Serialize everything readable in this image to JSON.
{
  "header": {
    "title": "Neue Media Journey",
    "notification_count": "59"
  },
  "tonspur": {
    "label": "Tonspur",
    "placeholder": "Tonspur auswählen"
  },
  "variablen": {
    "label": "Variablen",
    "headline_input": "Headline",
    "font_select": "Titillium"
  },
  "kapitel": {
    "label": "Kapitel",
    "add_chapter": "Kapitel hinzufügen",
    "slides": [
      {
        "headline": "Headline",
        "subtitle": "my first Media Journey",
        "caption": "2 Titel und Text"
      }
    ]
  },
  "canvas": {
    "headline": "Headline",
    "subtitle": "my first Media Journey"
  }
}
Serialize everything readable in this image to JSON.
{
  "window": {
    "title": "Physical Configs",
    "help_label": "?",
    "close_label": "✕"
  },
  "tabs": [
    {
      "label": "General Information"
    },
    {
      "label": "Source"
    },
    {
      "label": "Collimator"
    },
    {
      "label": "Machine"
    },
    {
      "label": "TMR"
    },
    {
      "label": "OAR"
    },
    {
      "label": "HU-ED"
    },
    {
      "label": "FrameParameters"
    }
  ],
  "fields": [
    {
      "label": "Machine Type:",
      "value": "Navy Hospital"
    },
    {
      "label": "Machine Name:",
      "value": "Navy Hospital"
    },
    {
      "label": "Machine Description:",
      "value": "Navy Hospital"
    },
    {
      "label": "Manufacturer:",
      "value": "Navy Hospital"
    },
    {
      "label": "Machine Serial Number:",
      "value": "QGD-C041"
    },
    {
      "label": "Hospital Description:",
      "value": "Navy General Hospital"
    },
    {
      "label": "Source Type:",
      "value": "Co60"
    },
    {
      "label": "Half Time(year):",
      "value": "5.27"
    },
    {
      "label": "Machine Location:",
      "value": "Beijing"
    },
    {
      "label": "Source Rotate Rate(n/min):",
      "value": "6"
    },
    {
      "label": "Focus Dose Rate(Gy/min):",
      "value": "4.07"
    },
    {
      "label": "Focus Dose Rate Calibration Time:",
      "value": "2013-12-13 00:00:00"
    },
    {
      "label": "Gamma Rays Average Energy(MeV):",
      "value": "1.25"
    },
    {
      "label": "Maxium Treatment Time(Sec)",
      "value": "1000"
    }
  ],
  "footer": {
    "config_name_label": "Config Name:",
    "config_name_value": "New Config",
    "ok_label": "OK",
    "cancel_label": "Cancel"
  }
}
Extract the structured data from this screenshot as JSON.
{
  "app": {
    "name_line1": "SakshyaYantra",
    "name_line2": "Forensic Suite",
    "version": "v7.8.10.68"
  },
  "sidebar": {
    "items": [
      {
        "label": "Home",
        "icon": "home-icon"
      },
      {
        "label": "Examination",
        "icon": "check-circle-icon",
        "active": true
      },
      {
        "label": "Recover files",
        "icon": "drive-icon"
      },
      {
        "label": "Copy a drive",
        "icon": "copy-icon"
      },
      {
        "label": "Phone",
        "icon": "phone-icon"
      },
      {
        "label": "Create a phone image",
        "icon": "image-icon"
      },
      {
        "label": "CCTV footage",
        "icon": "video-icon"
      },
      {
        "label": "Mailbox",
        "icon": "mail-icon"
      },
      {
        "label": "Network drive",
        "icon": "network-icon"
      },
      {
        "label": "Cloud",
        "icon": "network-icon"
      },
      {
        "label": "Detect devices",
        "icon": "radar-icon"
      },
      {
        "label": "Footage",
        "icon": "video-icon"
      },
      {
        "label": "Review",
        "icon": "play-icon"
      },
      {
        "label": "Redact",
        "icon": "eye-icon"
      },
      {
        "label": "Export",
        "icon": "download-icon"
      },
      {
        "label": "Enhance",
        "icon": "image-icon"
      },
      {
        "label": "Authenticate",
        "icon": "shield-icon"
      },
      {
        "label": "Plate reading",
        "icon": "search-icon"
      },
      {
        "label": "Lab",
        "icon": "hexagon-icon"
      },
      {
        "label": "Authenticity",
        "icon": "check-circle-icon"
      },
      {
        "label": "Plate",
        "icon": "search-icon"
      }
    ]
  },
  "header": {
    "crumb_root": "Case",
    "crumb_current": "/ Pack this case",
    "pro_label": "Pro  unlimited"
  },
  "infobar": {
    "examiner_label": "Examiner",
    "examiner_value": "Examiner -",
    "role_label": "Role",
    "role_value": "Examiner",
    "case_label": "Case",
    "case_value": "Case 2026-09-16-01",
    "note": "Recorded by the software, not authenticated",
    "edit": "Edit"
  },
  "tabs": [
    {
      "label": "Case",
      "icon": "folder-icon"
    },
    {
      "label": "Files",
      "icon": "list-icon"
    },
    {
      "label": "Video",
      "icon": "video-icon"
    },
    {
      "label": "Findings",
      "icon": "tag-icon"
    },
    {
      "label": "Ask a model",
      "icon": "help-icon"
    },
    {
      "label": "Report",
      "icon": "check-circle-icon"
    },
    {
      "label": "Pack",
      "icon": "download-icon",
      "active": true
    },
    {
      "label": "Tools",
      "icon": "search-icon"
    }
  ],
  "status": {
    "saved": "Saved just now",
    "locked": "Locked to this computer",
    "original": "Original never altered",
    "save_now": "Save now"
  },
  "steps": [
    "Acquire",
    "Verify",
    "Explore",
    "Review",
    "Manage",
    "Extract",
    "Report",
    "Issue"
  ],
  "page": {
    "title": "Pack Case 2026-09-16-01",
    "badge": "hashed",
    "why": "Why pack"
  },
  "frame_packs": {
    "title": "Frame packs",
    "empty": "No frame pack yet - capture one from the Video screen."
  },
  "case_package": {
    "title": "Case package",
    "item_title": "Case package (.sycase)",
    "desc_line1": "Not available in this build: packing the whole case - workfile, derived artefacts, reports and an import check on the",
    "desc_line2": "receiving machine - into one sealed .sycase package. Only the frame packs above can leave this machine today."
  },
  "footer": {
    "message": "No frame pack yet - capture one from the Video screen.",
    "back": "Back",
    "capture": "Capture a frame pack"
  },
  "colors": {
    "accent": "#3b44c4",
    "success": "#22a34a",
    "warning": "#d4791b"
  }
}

Requirement:
Find the string "subtitle" in the entries above and return each line that holds it.

Solution:
        "subtitle": "my first Media Journey",
    "subtitle": "my first Media Journey"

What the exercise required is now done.